** WHAT YOU NEED TO DO **
[a] In the comments on virtual-reality field trips, list the things the first comment says the technology improves in learning.
[b] According to the comments on virtual-reality field trips, on what date and at what time was PedroM-del1's comment posted?
[c] From the comments on virtual-reality field trips, print the passage that begins at the words "Three advantages of" and stops after "Also your lazy.".

** EXCERPTED TEXT **
------------------------------------

  • PriscillaD-del
    2/27/2018 - 09:18 p.m.

    This article is about virtual reality headsets and "field trips" students take while using them. This generation gives students the ability to go on field trips, without actually going anywhere. Three advantages are that this technology means field trips are no longer limited by the length of a bus ride, gives the ability to do wild, dangerous, and exhilarating things, its effect on learning, is to improve interest, recall, understanding. While using this, we need to remain secured to our world, because that's the world we need truly need to understand.

  • PedroM-del1
    2/27/2018 - 09:18 p.m.

    Three advantages of virtual-reality are
    1.You could just have a field trip without getting up and being discomforting lazy.
    2.You can learn about stuff on field trips without even getting out of the room; wow this makes us sound so lazy and it makes it look like google wants to control everything by teaching you what they want you to know. Also your lazy.
    3.VR is good because it mimics the physical world so you'll get the full experience while falling down stairs or bumping into chairs trying to do something in the VIRTUAL world. One more thing, your lazy.
------------------------------------
** GIVEN ENTRIES **
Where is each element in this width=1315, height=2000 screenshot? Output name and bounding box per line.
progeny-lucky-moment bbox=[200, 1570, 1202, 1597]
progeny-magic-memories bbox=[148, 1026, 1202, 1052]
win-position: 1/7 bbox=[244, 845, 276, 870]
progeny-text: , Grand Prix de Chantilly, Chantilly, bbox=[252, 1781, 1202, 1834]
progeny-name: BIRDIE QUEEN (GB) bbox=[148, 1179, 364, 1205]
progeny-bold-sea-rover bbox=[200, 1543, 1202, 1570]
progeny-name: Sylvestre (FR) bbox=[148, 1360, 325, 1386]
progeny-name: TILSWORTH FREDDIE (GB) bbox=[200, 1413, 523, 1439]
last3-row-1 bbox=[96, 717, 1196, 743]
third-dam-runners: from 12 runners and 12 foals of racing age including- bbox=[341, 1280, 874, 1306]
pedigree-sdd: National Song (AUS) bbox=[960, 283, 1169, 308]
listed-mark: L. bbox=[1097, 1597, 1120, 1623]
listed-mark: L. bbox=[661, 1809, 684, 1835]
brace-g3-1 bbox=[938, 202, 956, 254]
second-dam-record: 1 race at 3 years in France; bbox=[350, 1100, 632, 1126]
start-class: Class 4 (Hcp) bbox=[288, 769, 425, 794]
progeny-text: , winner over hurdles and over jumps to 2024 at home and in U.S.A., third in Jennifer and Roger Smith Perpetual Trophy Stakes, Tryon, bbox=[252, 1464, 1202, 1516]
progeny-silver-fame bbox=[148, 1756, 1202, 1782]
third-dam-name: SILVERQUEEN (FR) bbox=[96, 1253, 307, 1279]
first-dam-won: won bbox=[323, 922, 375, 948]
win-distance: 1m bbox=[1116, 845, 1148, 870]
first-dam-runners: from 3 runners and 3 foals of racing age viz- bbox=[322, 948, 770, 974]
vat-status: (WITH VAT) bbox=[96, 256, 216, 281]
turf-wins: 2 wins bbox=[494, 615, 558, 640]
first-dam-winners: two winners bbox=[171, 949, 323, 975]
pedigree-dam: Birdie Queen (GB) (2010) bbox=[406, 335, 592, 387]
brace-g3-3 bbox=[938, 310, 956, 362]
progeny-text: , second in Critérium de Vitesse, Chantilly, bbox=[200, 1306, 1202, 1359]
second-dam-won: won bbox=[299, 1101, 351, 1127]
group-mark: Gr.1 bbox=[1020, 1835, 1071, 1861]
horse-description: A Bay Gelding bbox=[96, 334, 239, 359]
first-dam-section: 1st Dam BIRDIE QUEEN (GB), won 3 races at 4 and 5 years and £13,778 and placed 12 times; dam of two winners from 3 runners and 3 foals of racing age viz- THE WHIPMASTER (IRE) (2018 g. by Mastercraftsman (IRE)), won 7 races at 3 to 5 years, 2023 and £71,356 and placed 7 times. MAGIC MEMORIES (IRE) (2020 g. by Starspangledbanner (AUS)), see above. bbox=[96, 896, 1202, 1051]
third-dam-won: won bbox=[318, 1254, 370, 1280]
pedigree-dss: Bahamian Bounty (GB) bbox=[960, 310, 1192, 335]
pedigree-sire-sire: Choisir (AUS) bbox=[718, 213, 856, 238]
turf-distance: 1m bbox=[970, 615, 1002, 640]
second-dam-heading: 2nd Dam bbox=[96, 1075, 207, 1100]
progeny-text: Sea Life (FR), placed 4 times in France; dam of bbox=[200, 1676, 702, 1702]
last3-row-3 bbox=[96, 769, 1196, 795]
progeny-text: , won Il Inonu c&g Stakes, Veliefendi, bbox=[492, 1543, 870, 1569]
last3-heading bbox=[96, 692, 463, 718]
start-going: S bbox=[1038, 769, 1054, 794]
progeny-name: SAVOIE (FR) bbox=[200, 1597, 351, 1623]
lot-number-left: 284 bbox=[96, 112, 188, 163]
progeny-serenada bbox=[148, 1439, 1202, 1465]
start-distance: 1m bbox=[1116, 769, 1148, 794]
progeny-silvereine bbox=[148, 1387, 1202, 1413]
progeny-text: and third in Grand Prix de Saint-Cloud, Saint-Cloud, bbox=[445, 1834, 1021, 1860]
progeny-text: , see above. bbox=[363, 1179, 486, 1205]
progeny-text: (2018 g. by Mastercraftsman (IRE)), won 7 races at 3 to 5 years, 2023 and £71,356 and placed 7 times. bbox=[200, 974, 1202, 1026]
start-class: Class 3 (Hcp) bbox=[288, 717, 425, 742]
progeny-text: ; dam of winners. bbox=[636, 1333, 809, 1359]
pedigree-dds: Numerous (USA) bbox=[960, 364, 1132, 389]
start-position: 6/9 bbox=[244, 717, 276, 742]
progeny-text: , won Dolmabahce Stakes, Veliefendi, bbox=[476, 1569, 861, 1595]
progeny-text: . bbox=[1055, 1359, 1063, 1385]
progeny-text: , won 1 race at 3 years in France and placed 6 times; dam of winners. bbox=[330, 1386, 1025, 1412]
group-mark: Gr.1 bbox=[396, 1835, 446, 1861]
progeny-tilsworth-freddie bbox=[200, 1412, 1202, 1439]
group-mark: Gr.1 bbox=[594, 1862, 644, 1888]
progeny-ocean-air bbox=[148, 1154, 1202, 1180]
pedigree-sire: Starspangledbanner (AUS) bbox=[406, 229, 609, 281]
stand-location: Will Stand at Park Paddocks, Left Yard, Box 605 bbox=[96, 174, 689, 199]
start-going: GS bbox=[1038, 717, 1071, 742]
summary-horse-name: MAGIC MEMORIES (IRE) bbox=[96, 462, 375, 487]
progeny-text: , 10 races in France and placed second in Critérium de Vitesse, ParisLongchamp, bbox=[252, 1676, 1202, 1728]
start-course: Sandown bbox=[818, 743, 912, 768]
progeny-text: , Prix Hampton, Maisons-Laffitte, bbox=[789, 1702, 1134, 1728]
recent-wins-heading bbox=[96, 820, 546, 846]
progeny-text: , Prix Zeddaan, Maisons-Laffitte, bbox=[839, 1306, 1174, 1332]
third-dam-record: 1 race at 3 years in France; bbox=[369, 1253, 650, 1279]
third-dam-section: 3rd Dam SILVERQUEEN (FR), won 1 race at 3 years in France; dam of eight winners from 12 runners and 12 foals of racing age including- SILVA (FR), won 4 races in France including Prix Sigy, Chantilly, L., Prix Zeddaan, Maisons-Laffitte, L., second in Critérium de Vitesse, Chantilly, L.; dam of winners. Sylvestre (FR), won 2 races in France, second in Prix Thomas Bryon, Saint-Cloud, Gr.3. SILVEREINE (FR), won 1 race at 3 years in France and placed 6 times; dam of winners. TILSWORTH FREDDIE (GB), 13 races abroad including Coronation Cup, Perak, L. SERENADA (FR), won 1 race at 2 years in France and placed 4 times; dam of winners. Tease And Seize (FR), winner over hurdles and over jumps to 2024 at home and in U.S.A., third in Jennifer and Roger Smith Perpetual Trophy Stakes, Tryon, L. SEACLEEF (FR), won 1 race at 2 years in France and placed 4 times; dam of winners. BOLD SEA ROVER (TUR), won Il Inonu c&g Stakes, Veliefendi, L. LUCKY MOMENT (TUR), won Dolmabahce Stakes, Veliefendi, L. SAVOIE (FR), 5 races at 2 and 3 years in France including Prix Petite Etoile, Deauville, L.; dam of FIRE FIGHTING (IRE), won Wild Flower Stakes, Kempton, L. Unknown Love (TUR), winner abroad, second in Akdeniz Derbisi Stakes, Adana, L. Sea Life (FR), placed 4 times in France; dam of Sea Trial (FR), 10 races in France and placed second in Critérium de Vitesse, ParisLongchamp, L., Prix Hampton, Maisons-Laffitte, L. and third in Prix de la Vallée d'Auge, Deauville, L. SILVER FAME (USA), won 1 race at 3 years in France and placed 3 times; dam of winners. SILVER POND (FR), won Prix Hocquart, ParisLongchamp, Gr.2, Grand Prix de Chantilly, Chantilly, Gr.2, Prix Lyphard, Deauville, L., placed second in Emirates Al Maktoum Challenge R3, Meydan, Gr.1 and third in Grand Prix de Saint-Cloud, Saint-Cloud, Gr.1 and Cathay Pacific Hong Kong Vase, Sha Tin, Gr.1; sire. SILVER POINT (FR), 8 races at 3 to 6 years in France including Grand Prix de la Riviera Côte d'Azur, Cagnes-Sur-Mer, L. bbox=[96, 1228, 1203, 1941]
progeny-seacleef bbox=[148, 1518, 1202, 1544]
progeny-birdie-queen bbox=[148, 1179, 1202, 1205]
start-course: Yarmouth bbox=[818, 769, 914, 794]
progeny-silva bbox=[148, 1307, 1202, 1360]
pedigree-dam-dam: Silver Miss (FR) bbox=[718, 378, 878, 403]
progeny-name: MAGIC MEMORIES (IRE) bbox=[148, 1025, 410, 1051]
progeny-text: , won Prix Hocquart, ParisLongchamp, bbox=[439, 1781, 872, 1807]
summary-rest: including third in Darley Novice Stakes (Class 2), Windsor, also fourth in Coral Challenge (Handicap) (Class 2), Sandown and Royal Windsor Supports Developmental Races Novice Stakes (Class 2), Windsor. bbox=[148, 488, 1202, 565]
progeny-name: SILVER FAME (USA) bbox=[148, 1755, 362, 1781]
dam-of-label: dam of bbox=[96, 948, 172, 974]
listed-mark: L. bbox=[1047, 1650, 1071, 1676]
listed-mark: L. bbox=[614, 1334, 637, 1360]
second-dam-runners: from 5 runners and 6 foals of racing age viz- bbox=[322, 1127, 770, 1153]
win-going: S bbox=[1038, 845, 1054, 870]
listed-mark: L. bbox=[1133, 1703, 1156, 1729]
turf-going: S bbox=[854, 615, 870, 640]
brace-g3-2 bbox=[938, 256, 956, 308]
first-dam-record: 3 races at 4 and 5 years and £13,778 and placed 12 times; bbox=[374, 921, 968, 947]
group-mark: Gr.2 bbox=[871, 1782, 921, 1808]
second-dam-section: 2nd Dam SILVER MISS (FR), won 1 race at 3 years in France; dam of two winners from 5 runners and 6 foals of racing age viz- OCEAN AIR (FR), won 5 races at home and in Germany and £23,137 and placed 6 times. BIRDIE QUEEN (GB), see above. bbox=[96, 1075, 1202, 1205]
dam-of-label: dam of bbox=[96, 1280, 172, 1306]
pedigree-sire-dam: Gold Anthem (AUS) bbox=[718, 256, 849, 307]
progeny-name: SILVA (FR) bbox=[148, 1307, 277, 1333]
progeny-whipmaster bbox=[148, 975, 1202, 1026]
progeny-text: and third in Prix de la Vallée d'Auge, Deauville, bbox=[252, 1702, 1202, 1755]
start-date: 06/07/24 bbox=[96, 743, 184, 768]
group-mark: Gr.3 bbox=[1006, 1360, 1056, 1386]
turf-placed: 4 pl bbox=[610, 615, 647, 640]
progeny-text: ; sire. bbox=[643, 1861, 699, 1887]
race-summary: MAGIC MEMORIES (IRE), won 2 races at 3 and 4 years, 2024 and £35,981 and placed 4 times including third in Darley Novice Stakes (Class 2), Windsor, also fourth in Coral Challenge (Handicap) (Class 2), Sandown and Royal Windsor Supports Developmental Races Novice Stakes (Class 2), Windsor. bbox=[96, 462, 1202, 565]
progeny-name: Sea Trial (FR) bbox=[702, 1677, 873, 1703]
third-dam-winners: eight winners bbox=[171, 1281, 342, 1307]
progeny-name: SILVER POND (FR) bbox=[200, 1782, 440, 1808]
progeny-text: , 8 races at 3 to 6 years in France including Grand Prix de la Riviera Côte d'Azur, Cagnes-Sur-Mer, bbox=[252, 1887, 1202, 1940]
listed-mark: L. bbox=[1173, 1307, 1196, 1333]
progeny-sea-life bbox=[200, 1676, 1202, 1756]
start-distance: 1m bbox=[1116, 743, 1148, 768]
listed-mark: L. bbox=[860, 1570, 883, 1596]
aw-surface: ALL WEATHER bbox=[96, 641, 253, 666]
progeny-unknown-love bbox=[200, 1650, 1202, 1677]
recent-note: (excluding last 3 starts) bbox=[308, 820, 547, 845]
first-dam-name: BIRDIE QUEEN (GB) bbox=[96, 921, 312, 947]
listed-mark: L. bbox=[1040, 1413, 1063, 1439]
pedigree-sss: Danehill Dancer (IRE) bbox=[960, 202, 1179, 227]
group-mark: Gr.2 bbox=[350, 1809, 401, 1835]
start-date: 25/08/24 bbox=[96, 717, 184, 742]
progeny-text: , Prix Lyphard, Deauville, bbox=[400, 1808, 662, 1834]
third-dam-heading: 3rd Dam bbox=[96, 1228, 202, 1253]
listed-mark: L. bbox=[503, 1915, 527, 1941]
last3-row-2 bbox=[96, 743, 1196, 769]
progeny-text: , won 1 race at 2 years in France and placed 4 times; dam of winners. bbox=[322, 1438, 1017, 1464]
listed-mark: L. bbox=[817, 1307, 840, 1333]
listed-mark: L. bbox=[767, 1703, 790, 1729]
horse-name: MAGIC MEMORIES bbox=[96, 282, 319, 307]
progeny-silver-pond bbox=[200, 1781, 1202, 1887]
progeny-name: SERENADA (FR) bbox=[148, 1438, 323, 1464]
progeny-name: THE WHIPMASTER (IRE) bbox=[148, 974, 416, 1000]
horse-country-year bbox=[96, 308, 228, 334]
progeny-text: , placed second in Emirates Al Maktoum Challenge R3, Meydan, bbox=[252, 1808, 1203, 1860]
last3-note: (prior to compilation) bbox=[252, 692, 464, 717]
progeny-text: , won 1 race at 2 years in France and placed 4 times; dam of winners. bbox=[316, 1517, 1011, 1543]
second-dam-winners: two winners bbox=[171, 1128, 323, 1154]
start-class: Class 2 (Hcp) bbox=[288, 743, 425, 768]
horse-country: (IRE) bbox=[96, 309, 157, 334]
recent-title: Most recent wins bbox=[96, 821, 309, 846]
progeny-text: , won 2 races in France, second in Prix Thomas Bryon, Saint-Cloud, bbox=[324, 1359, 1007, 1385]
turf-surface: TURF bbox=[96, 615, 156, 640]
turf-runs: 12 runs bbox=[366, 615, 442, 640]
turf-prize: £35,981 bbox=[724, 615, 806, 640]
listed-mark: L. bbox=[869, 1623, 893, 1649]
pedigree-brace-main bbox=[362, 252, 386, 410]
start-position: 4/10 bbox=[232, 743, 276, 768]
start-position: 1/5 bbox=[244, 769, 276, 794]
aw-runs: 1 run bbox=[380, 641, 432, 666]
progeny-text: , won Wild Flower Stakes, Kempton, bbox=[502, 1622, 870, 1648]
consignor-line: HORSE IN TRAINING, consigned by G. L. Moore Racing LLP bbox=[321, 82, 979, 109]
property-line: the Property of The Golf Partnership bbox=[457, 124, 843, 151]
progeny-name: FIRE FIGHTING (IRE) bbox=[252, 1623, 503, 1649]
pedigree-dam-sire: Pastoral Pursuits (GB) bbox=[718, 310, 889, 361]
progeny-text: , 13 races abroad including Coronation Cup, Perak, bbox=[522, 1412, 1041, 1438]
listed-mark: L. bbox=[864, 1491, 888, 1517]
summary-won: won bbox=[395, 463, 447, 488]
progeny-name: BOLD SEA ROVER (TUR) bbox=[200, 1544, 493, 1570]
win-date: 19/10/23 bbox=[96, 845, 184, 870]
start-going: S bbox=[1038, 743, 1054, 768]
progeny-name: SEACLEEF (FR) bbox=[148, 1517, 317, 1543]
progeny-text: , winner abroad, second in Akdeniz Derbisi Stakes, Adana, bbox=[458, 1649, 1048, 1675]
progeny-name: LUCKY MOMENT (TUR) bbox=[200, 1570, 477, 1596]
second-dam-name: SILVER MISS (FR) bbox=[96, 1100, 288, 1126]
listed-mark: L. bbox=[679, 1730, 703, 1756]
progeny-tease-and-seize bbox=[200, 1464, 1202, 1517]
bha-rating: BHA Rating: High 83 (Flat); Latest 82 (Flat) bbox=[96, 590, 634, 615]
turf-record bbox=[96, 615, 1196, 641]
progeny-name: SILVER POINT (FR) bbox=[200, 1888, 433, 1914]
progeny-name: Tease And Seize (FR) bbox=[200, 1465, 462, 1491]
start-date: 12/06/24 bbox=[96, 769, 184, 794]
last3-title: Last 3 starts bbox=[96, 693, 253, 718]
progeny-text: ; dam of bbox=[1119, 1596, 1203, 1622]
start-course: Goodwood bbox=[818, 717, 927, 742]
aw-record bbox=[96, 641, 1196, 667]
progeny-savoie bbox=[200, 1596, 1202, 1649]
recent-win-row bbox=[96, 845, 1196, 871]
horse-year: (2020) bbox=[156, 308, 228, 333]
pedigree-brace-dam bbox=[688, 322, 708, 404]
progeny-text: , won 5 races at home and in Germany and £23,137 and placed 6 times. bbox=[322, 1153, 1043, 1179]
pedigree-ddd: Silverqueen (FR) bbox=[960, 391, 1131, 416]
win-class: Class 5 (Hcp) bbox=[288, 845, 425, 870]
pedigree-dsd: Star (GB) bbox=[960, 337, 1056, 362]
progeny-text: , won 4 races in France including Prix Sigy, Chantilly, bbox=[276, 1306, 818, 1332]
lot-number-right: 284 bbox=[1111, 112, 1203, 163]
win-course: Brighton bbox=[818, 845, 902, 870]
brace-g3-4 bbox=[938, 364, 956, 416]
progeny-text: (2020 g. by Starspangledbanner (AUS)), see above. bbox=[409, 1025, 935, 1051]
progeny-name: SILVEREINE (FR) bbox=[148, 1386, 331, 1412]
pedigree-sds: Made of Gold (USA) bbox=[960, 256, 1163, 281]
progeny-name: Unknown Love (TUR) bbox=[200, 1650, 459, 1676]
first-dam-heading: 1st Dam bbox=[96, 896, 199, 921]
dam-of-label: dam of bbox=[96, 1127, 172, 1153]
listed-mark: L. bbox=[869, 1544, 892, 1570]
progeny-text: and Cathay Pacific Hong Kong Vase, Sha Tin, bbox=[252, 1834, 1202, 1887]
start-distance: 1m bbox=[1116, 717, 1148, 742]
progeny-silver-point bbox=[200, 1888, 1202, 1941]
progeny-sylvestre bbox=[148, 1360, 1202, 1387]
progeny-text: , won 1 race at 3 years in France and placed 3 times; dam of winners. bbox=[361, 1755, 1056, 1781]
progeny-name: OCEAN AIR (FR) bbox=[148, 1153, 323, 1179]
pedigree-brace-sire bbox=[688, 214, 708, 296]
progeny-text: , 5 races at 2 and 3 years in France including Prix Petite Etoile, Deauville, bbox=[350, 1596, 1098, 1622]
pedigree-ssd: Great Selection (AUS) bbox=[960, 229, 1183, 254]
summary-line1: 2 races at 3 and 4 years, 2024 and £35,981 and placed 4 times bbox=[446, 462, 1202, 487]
------------------------------------
** ANSWERS BELOW **
[a] Interest, recall, understanding

[b] 2/27/2018 at 09:18 p.m.

[c]
Three advantages of virtual-reality are
    1.You could just have a field trip without getting up and being discomforting lazy.
    2.You can learn about stuff on field trips without even getting out of the room; wow this makes us sound so lazy and it makes it look like google wants to control everything by teaching you what they want you to know. Also your lazy.